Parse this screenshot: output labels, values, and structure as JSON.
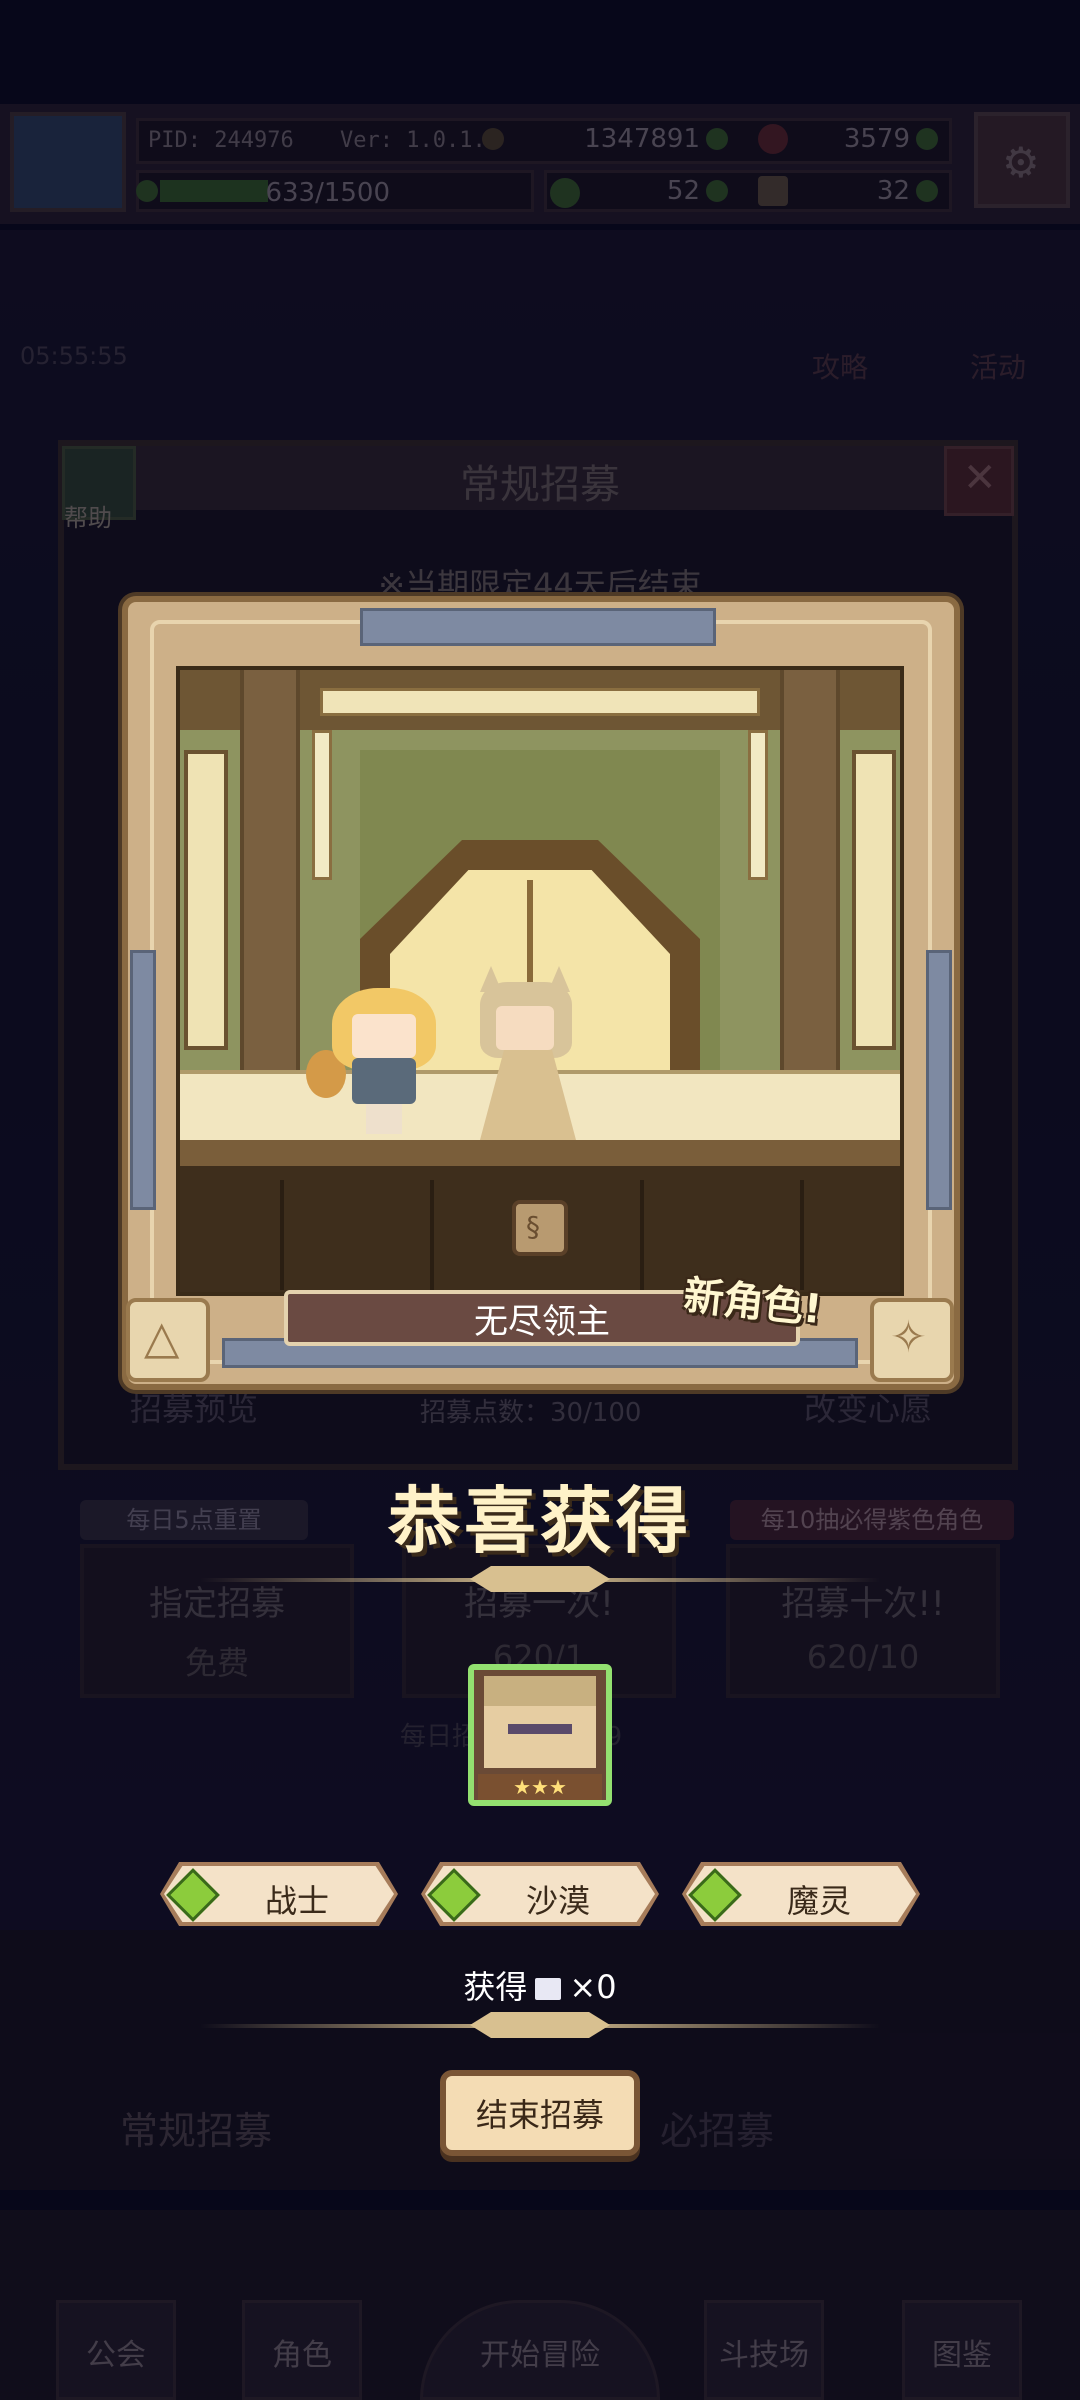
{
  "hud": {
    "pid": "PID: 244976",
    "version": "Ver: 1.0.1.0",
    "coins": "1347891",
    "rubies": "3579",
    "exp": "633/1500",
    "clovers": "52",
    "hammers": "32"
  },
  "background": {
    "timer": "05:55:55",
    "guide_label": "攻略",
    "event_label": "活动",
    "recruit_title": "常规招募",
    "help_label": "帮助",
    "limit_notice": "※当期限定44天后结束",
    "preview_label": "招募预览",
    "points_label": "招募点数：30/100",
    "wish_label": "改变心愿",
    "daily_reset": "每日5点重置",
    "guarantee": "每10抽必得紫色角色",
    "cards": [
      {
        "title": "指定招募",
        "cost": "免费"
      },
      {
        "title": "招募一次!",
        "cost": "620/1"
      },
      {
        "title": "招募十次!!",
        "cost": "620/10"
      }
    ],
    "daily_limit": "每日招募上限9999",
    "banner_left": "常规招募",
    "banner_right": "必招募"
  },
  "reveal": {
    "character_name": "无尽领主",
    "new_badge": "新角色!",
    "congrats": "恭喜获得",
    "stars": "★★★",
    "tags": [
      "战士",
      "沙漠",
      "魔灵"
    ],
    "obtain_label": "获得",
    "obtain_count": "×0",
    "end_button": "结束招募"
  },
  "nav": {
    "items": [
      "公会",
      "角色",
      "开始冒险",
      "斗技场",
      "图鉴"
    ]
  }
}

________

Transcribe all the records above word for word, without their images.

*Task output*
Parse this screenshot: output labels, values, and structure as JSON.
{
  "hud": {
    "pid": "PID: 244976",
    "version": "Ver: 1.0.1.0",
    "coins": "1347891",
    "rubies": "3579",
    "exp": "633/1500",
    "clovers": "52",
    "hammers": "32"
  },
  "background": {
    "timer": "05:55:55",
    "guide_label": "攻略",
    "event_label": "活动",
    "recruit_title": "常规招募",
    "help_label": "帮助",
    "limit_notice": "※当期限定44天后结束",
    "preview_label": "招募预览",
    "points_label": "招募点数：30/100",
    "wish_label": "改变心愿",
    "daily_reset": "每日5点重置",
    "guarantee": "每10抽必得紫色角色",
    "cards": [
      {
        "title": "指定招募",
        "cost": "免费"
      },
      {
        "title": "招募一次!",
        "cost": "620/1"
      },
      {
        "title": "招募十次!!",
        "cost": "620/10"
      }
    ],
    "daily_limit": "每日招募上限9999",
    "banner_left": "常规招募",
    "banner_right": "必招募"
  },
  "reveal": {
    "character_name": "无尽领主",
    "new_badge": "新角色!",
    "congrats": "恭喜获得",
    "stars": "★★★",
    "tags": [
      "战士",
      "沙漠",
      "魔灵"
    ],
    "obtain_label": "获得",
    "obtain_count": "×0",
    "end_button": "结束招募"
  },
  "nav": {
    "items": [
      "公会",
      "角色",
      "开始冒险",
      "斗技场",
      "图鉴"
    ]
  }
}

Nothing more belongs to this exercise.